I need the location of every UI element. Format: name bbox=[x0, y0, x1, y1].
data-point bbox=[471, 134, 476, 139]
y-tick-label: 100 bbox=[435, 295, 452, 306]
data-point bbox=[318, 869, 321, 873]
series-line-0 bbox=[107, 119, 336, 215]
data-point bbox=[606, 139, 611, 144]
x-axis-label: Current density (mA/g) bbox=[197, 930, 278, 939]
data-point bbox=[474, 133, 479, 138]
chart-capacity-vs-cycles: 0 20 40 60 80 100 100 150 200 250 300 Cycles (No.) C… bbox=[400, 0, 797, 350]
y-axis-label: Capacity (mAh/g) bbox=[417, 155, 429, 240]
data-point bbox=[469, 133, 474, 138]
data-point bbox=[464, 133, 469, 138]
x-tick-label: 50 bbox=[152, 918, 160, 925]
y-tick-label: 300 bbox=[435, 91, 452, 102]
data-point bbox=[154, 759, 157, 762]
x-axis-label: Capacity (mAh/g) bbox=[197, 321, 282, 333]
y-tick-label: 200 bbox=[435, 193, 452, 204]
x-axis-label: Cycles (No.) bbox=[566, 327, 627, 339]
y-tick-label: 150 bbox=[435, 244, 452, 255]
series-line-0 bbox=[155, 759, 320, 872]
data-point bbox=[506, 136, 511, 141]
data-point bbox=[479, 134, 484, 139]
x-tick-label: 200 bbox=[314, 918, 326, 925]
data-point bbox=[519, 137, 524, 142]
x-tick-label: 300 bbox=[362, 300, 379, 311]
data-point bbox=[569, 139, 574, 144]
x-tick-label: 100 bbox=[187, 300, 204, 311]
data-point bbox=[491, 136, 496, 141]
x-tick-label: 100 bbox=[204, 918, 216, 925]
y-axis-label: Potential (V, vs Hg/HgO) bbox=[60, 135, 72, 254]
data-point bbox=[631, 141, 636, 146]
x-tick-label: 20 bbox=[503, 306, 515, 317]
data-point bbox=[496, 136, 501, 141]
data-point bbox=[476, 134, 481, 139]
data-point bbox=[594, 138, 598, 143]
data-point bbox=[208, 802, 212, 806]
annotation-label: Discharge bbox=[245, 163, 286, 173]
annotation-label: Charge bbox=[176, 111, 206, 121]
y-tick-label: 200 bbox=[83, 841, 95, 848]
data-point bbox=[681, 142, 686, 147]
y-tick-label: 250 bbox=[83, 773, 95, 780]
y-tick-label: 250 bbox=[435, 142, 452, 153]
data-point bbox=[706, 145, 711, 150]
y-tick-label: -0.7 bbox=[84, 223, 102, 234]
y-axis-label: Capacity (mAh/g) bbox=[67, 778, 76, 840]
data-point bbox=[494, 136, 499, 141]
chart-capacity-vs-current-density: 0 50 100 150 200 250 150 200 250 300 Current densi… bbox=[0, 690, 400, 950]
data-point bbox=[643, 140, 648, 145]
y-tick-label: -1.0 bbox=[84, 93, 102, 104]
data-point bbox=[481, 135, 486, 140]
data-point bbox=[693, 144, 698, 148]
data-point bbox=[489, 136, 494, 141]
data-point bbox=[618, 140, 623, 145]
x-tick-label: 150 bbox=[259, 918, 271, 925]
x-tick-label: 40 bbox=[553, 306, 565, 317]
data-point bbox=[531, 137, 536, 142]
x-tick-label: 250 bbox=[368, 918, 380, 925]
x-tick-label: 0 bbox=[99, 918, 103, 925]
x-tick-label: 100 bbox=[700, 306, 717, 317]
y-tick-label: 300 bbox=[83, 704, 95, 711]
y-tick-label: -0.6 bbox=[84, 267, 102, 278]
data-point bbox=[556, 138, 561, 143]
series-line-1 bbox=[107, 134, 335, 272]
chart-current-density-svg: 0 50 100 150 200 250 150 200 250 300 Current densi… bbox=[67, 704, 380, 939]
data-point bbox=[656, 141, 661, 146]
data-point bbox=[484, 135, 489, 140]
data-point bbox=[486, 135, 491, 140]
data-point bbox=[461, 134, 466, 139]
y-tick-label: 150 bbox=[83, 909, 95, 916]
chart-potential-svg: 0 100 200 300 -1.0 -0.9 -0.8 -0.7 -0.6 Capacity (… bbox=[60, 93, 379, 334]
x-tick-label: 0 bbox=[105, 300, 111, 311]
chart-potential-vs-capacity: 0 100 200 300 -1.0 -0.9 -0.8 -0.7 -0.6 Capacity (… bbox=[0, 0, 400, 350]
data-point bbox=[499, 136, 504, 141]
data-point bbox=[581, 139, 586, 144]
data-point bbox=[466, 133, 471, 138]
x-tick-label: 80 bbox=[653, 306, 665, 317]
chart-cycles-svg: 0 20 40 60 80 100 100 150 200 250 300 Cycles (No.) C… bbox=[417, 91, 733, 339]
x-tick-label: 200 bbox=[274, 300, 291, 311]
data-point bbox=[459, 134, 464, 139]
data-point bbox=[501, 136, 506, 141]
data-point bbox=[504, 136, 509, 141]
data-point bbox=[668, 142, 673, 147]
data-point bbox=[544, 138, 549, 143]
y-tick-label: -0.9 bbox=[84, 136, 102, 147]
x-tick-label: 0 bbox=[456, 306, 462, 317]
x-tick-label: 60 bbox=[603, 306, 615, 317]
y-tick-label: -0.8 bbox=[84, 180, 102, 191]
■ ■ ■ ■ ■ ■ ■
Description of the task =>
Please gather every row above that contains the string "Current", and treat uppercase and lowercase as different.

Solution =>
x-axis-label: Current density (mA/g) bbox=[197, 930, 278, 939]
chart-capacity-vs-current-density: 0 50 100 150 200 250 150 200 250 300 Current densi… bbox=[0, 690, 400, 950]
chart-current-density-svg: 0 50 100 150 200 250 150 200 250 300 Current densi… bbox=[67, 704, 380, 939]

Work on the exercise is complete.